What is expected: In this material, which lines include the string "caption"? Show them.

Source material:
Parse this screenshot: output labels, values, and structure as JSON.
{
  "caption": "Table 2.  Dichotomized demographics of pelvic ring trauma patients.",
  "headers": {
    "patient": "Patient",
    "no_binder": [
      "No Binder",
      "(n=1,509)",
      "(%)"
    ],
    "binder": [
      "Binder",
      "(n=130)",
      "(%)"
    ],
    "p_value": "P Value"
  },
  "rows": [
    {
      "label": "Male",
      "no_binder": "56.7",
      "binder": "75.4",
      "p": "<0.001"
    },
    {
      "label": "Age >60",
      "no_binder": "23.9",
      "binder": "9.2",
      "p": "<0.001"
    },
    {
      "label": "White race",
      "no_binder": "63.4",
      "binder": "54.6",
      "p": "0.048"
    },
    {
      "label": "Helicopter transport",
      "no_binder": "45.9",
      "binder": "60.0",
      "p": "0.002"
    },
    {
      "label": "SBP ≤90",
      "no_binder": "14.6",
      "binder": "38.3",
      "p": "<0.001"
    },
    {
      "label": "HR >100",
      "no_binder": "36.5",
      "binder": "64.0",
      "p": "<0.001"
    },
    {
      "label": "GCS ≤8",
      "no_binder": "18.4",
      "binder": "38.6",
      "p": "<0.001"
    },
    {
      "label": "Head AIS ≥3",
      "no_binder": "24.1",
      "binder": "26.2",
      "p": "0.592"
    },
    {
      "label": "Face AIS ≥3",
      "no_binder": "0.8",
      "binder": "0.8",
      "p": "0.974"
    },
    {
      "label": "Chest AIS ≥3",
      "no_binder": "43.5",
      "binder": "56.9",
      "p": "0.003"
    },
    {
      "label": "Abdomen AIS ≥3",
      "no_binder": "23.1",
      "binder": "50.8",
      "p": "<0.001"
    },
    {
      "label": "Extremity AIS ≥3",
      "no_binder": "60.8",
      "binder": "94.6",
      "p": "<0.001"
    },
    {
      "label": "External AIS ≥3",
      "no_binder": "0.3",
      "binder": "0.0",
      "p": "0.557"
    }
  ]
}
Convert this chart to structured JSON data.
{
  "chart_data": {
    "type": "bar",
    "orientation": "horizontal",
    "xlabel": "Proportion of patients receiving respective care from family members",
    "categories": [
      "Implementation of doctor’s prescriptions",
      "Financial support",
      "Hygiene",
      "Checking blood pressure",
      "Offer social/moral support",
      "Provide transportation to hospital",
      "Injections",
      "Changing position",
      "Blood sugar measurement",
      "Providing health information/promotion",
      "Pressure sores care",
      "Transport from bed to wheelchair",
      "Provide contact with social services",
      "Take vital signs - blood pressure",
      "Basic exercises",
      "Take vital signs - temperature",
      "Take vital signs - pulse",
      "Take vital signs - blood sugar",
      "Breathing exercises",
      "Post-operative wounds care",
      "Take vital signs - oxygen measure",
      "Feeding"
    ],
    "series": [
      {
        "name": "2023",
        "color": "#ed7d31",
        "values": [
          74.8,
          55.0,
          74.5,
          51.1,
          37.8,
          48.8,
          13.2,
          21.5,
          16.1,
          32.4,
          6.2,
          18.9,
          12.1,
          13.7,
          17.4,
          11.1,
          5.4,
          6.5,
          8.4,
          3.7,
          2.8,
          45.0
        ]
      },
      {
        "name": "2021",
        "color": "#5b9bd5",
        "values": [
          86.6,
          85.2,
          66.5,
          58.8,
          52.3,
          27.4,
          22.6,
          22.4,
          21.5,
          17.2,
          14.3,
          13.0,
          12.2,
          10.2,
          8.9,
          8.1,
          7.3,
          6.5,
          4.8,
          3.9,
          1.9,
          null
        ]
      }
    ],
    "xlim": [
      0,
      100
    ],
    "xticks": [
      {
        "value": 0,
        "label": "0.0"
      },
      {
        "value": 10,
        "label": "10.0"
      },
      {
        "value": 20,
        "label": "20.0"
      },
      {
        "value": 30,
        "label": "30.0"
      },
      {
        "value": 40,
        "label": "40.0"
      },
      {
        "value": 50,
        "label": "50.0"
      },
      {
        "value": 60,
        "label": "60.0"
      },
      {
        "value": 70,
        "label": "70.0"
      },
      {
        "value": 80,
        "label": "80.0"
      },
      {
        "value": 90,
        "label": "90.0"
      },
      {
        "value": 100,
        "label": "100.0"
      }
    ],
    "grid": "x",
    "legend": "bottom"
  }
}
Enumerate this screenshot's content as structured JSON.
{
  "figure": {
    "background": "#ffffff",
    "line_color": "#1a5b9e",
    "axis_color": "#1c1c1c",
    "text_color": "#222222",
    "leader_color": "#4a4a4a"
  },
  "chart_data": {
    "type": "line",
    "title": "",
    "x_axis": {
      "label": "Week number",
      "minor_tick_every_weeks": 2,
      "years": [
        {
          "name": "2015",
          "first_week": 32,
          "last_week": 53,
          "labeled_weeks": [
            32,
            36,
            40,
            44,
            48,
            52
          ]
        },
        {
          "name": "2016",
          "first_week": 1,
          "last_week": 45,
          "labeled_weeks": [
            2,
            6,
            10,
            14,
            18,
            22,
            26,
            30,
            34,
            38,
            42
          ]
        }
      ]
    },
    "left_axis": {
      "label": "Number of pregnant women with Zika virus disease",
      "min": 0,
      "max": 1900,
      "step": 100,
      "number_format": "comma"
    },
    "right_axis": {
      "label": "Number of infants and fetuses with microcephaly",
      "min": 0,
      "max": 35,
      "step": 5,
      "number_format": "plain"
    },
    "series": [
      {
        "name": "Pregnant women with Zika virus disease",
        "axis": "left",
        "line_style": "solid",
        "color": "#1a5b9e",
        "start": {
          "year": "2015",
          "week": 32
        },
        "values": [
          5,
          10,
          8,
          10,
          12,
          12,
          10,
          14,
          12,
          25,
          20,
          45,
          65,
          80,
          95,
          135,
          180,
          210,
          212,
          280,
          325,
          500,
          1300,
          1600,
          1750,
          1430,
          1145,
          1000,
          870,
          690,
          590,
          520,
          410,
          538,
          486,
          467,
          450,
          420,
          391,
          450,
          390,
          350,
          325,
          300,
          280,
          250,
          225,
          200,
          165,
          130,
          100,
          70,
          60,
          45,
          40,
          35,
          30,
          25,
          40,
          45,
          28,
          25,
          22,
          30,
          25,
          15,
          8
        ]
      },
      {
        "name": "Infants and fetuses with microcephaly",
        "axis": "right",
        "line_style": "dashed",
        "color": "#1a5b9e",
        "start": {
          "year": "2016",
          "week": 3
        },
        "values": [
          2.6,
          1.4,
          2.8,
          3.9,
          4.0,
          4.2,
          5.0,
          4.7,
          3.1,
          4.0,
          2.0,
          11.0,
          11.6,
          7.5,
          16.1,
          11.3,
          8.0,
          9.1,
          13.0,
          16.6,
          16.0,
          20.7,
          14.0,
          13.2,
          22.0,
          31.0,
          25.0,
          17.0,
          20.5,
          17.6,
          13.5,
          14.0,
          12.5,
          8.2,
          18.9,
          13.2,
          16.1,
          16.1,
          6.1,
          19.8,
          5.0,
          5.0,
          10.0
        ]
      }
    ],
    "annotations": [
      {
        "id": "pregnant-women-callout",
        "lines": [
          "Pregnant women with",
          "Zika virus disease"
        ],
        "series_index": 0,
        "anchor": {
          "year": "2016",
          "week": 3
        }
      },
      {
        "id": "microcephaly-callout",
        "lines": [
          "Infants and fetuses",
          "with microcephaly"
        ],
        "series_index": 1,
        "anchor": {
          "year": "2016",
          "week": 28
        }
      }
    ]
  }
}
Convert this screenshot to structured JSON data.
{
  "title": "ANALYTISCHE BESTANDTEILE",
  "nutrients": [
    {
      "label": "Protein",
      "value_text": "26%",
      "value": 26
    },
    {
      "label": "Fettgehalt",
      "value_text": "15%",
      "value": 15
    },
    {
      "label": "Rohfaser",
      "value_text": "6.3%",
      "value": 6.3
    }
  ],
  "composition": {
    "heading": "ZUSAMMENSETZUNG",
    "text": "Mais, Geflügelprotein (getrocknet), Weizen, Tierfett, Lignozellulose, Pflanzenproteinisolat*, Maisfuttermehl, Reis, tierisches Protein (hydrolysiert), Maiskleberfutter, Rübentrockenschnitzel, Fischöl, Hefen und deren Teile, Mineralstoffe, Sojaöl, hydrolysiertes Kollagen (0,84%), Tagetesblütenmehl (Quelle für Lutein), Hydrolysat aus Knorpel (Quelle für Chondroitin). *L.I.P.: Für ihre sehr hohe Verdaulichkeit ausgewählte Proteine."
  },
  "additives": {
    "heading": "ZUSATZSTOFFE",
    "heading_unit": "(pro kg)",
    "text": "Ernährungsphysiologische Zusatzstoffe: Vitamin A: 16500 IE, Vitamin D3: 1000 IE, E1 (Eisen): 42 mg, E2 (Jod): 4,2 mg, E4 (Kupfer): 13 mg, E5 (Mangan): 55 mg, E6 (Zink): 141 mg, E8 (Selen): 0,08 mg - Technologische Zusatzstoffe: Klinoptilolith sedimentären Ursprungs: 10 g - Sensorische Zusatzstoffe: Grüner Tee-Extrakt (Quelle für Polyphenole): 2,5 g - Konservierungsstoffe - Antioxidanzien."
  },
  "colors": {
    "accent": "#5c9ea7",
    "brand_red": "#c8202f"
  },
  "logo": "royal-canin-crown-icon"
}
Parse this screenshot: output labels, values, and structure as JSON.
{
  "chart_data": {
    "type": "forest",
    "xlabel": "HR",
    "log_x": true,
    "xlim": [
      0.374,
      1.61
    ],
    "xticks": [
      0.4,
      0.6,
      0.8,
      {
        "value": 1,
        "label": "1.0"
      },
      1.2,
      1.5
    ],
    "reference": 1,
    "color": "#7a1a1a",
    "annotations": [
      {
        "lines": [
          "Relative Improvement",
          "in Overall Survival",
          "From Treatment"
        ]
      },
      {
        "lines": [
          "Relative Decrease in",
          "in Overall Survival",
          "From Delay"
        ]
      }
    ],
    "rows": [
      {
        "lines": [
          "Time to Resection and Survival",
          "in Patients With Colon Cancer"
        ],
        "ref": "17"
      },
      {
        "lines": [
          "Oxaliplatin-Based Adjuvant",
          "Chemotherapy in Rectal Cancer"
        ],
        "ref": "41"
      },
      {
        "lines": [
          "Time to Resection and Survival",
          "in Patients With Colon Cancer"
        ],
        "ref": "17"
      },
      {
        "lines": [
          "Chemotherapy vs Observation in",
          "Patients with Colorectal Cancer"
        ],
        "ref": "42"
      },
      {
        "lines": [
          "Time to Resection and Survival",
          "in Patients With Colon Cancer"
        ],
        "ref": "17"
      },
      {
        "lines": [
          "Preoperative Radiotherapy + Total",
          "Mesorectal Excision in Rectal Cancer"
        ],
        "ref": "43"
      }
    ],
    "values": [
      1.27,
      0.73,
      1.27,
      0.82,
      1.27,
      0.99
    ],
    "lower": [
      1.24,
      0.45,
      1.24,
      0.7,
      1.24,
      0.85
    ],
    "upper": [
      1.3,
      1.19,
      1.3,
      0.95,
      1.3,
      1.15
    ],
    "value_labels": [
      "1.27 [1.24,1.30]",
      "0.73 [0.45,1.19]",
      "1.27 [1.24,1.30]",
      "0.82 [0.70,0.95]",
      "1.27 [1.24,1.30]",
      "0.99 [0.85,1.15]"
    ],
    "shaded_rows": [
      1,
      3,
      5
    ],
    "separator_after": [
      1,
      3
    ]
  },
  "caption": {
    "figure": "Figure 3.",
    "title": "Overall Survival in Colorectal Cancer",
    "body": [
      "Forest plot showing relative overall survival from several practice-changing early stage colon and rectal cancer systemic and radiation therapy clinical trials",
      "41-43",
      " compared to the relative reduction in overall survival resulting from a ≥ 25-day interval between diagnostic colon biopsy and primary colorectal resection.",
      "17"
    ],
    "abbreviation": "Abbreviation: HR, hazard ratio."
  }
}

Solution to this task:
  "caption": "Table 2.  Dichotomized demographics of pelvic ring trauma patients.",
  "caption": {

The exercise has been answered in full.